** begin **

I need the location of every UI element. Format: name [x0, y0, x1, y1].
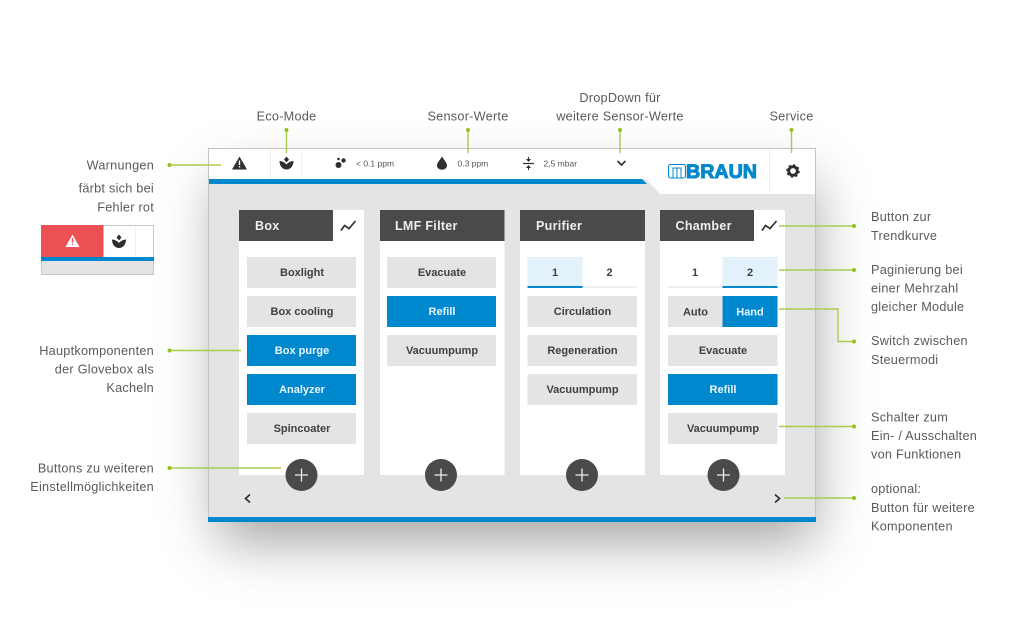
button: Spincoater: Spincoater [274, 423, 331, 435]
callout: Paginierung [779, 263, 964, 314]
callout: Sensor-Werte: Sensor-Werte [427, 110, 509, 124]
icon: dropdown chevron [618, 161, 626, 165]
callout: optional button: optional: [871, 482, 921, 496]
icon: trend [762, 221, 776, 230]
add button [708, 459, 740, 491]
callout: Steuermodi: Steuermodi [871, 353, 938, 367]
heading: Chamber: Chamber [676, 219, 732, 233]
button: Vacuumpump: Vacuumpump [687, 423, 759, 435]
button: Refill [387, 296, 496, 327]
callout: Schalter: Schalter zum [871, 410, 948, 424]
button: Box purge: Box purge [275, 345, 329, 357]
icon: eco mode [280, 156, 294, 170]
pagination [528, 257, 637, 288]
button: Evacuate: Evacuate [418, 267, 466, 279]
button: Circulation [528, 296, 637, 327]
callout: Eco-Mode: Eco-Mode [257, 110, 316, 124]
bottom bar [208, 517, 816, 522]
callout: Hauptkomponenten: Kacheln [106, 381, 154, 395]
button: Regeneration [528, 335, 637, 366]
button: Analyzer [247, 374, 356, 405]
callout: Schalter: von Funktionen [871, 448, 961, 462]
button: Refill: Refill [429, 306, 455, 318]
callout: Hauptkomponenten: der Glovebox als [55, 362, 154, 376]
pagination: 2 [747, 267, 753, 279]
callout: Steuermodi: Switch zwischen [871, 334, 968, 348]
button: Spincoater [247, 413, 356, 444]
button: Refill [668, 374, 778, 405]
heading: LMF Filter [380, 210, 504, 241]
button: Evacuate [387, 257, 496, 288]
pagination: 1 [552, 267, 558, 279]
callout: Trendkurve [779, 210, 937, 243]
callout: Steuermodi [779, 309, 968, 367]
button: Vacuumpump [528, 374, 637, 405]
switch: Auto / Hand [668, 296, 778, 327]
callout: Schalter: Ein- / Ausschalten [871, 429, 977, 443]
button: Regeneration: Regeneration [547, 345, 618, 357]
button: Boxlight [247, 257, 356, 288]
icon: service gear [787, 165, 799, 177]
icon: drop [437, 156, 447, 170]
add button [566, 459, 598, 491]
frame shadow [214, 160, 810, 522]
panel: LMF Filter [380, 210, 504, 491]
switch: Auto / Hand: Hand [736, 306, 764, 318]
button: Box cooling [247, 296, 356, 327]
button: Circulation: Circulation [554, 306, 612, 318]
button: Vacuumpump [668, 413, 778, 444]
sensor value: drop: 0.3 ppm [458, 158, 488, 168]
callout: Trendkurve: Trendkurve [871, 229, 937, 243]
pagination [668, 257, 778, 288]
callout: Eco-Mode [257, 110, 316, 153]
panel: Box [239, 210, 364, 491]
add button [286, 459, 318, 491]
note: error colour: färbt sich bei [79, 182, 154, 196]
pagination: 1 [692, 267, 698, 279]
switch: Auto / Hand: Auto [683, 306, 708, 318]
logo: BRAUN [686, 161, 757, 183]
callout: Buttons: Buttons zu weiteren [38, 462, 154, 476]
button: Evacuate: Evacuate [699, 345, 747, 357]
callout: DropDown [555, 91, 684, 153]
add button [425, 459, 457, 491]
heading: LMF Filter: LMF Filter [395, 219, 458, 233]
button: Analyzer: Analyzer [279, 384, 326, 396]
sensor value: pressure: 2,5 mbar [544, 158, 577, 168]
icon: eco mode [112, 234, 126, 248]
button: Vacuumpump [387, 335, 496, 366]
callout: Buttons [30, 462, 281, 494]
callout: Schalter [779, 410, 977, 462]
callout: Warnungen: Warnungen [87, 158, 154, 172]
icon: warning white [66, 234, 80, 247]
button: Boxlight: Boxlight [280, 267, 324, 279]
callout: Sensor-Werte [427, 110, 509, 153]
icon: warning [232, 156, 247, 170]
icon: particles [336, 158, 346, 168]
top bar [209, 149, 815, 194]
callout: DropDown: weitere Sensor-Werte [555, 110, 684, 124]
heading: Box: Box [255, 219, 280, 233]
callout: Paginierung: gleicher Module [871, 300, 964, 314]
sensor value: particles: < 0.1 ppm [356, 158, 394, 168]
UI frame [208, 148, 816, 522]
heading: Purifier: Purifier [536, 219, 582, 233]
heading: Purifier [520, 210, 645, 241]
button: Box cooling: Box cooling [271, 306, 333, 318]
button: Refill: Refill [710, 384, 736, 396]
button: Vacuumpump: Vacuumpump [546, 384, 619, 396]
icon: trend [341, 221, 356, 230]
callout: optional button [784, 482, 975, 534]
callout: optional button: Komponenten [871, 520, 953, 534]
note: error colour second line: Fehler rot [97, 200, 154, 214]
callout: DropDown: DropDown für [579, 91, 661, 105]
button: Box purge [247, 335, 356, 366]
panel: Purifier [520, 210, 645, 491]
callout: Service: Service [769, 110, 814, 124]
callout: Trendkurve: Button zur [871, 210, 932, 224]
pagination: 2 [606, 267, 613, 279]
callout: Buttons: Einstellmöglichkeiten [30, 480, 154, 494]
callout: Paginierung: einer Mehrzahl [871, 282, 958, 296]
button: Evacuate [668, 335, 778, 366]
callout: Paginierung: Paginierung bei [871, 263, 963, 277]
icon: pressure [523, 157, 534, 170]
callout: Hauptkomponenten [39, 344, 241, 395]
arrow: previous [246, 494, 250, 502]
callout: Warnungen [87, 158, 221, 172]
panel: Chamber [660, 210, 785, 491]
callout: Service [769, 110, 814, 153]
heading: Chamber [660, 210, 754, 241]
heading: Box [239, 210, 333, 241]
arrow: next [775, 494, 780, 502]
error state thumbnail [41, 225, 154, 274]
callout: Hauptkomponenten: Hauptkomponenten [39, 344, 154, 358]
callout: optional button: Button für weitere [871, 501, 975, 515]
button: Vacuumpump: Vacuumpump [406, 345, 478, 357]
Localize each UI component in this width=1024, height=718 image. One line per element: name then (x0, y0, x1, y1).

** end **

* _Instruction_: Extract every line of the records above that contains the string "Boxlight".

* _Response for this exercise_:
button: Boxlight [247, 257, 356, 288]
button: Boxlight: Boxlight [280, 267, 324, 279]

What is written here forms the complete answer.